== What you should do ==
Find and copy lines holding "text".

== Records supplied ==
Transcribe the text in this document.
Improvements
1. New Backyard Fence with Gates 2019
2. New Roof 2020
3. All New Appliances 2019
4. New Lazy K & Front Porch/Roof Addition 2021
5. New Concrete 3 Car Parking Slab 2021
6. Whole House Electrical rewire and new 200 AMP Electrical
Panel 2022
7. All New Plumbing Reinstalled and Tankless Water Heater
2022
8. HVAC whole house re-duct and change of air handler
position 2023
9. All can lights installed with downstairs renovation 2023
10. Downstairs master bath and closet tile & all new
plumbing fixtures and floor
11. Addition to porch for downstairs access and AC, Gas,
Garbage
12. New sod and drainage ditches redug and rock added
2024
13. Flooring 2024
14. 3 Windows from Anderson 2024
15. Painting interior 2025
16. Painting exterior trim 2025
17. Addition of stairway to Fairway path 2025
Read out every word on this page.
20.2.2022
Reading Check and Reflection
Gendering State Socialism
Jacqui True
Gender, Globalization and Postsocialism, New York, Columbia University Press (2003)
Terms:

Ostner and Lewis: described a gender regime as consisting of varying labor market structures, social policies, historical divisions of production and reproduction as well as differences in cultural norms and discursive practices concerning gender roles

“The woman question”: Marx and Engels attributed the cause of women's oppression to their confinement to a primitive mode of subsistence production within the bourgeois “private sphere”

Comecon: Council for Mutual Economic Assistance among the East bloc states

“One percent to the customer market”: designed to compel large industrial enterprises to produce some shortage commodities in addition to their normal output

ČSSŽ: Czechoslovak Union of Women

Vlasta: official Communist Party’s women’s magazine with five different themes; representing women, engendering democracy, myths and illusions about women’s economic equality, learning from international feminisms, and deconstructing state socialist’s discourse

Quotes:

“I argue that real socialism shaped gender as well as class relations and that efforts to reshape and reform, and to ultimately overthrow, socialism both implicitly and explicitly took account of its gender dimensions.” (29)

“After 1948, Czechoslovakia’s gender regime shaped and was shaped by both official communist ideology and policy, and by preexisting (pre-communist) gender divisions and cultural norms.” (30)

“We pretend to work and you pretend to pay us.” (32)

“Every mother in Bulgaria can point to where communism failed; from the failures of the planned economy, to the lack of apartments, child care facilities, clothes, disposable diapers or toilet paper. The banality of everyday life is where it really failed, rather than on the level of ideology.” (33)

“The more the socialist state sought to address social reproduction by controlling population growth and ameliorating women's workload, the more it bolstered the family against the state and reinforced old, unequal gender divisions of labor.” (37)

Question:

--

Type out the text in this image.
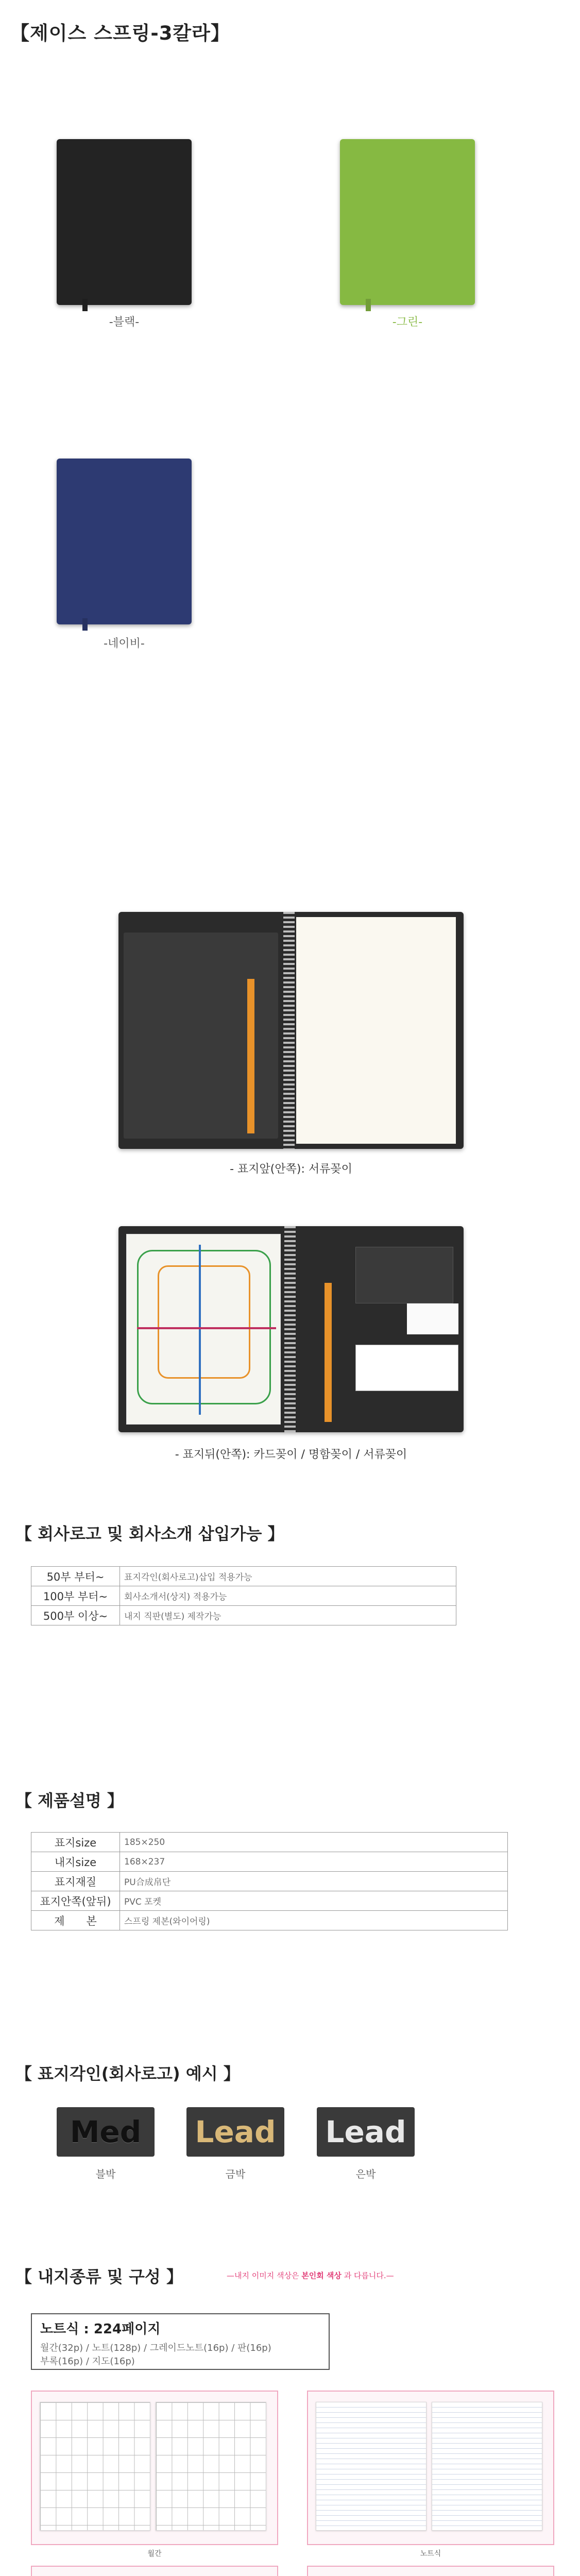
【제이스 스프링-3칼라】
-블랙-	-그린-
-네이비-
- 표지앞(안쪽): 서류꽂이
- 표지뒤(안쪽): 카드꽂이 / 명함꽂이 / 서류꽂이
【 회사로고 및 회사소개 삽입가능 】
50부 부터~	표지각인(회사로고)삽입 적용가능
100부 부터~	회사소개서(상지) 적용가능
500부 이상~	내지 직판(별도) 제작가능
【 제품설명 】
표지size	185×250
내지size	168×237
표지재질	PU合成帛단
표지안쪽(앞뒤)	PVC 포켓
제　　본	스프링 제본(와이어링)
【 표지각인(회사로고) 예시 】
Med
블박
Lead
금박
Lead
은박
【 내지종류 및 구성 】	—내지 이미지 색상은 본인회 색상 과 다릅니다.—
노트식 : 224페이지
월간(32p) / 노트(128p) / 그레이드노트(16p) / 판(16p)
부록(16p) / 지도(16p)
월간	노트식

== Complete answer ==
Transcribe the text in this document.
Type out the text in this image.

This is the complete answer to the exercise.